▶ WRITTEN REQUEST:
Write out all lines holding the word "screenshot".

▶ MATERIAL PROVIDED:
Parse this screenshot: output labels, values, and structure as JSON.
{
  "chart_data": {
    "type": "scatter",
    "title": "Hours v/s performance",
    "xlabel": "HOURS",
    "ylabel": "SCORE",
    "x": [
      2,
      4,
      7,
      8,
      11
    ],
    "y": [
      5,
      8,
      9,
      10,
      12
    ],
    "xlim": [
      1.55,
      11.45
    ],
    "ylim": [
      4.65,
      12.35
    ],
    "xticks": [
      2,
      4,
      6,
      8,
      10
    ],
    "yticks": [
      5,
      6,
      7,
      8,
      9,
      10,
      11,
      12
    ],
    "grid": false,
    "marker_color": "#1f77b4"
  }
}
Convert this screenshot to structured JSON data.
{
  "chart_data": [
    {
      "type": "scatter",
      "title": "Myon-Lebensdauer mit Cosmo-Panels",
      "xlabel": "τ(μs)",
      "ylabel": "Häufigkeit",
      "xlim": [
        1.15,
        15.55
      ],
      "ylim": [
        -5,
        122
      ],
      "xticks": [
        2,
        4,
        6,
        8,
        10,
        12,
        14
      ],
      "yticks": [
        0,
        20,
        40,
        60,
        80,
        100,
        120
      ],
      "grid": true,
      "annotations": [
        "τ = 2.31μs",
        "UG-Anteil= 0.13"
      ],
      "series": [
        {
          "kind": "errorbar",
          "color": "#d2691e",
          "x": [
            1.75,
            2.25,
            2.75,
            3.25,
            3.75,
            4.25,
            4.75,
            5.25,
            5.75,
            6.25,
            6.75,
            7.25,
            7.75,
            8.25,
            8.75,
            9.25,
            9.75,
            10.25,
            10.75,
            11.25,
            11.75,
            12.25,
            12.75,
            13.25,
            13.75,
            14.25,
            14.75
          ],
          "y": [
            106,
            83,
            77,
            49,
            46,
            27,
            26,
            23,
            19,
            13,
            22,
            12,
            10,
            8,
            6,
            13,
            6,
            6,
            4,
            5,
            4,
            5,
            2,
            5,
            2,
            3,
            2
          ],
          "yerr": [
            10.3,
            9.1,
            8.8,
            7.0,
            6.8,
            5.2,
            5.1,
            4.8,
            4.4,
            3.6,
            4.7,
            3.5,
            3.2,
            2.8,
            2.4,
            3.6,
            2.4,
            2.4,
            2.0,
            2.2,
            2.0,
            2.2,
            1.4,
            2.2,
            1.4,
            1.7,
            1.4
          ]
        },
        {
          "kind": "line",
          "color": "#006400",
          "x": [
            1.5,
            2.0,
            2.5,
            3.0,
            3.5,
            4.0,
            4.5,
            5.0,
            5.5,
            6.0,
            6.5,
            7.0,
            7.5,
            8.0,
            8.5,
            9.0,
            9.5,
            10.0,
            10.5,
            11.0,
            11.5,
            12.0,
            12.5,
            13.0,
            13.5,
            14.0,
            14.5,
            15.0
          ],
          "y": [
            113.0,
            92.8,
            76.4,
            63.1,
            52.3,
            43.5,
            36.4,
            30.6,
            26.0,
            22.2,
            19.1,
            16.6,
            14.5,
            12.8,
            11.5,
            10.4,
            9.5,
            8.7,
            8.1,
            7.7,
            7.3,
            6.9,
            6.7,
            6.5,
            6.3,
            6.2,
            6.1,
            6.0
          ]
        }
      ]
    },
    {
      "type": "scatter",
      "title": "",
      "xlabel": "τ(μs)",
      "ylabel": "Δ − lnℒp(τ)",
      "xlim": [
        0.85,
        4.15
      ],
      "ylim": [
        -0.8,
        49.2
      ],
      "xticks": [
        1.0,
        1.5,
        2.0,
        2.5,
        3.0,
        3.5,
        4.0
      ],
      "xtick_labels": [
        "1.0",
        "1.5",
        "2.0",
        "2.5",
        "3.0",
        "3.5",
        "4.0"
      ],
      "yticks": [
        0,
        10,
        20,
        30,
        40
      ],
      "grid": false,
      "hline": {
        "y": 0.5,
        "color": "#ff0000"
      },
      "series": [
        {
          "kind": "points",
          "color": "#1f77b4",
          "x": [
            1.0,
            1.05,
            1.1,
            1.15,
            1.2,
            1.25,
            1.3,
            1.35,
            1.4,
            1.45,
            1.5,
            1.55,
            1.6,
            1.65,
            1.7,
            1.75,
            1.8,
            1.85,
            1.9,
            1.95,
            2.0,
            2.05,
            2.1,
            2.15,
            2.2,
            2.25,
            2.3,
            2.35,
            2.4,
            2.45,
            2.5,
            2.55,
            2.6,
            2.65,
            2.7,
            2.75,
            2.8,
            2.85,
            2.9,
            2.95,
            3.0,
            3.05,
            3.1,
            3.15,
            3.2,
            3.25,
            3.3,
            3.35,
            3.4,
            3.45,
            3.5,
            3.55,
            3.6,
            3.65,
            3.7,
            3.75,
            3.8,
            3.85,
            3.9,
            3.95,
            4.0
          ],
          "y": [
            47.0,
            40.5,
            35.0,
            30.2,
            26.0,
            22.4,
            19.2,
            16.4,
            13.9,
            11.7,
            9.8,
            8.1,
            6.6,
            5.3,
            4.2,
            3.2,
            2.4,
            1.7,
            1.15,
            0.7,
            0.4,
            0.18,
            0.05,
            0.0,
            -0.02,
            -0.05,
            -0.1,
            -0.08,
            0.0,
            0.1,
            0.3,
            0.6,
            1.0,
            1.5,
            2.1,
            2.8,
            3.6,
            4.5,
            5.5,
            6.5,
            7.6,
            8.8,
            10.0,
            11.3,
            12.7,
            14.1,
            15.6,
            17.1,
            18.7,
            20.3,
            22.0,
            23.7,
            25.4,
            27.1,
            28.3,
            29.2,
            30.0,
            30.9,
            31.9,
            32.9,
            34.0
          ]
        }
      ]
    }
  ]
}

▶ ANSWER:
Parse this screenshot: output labels, values, and structure as JSON.
Convert this screenshot to structured JSON data.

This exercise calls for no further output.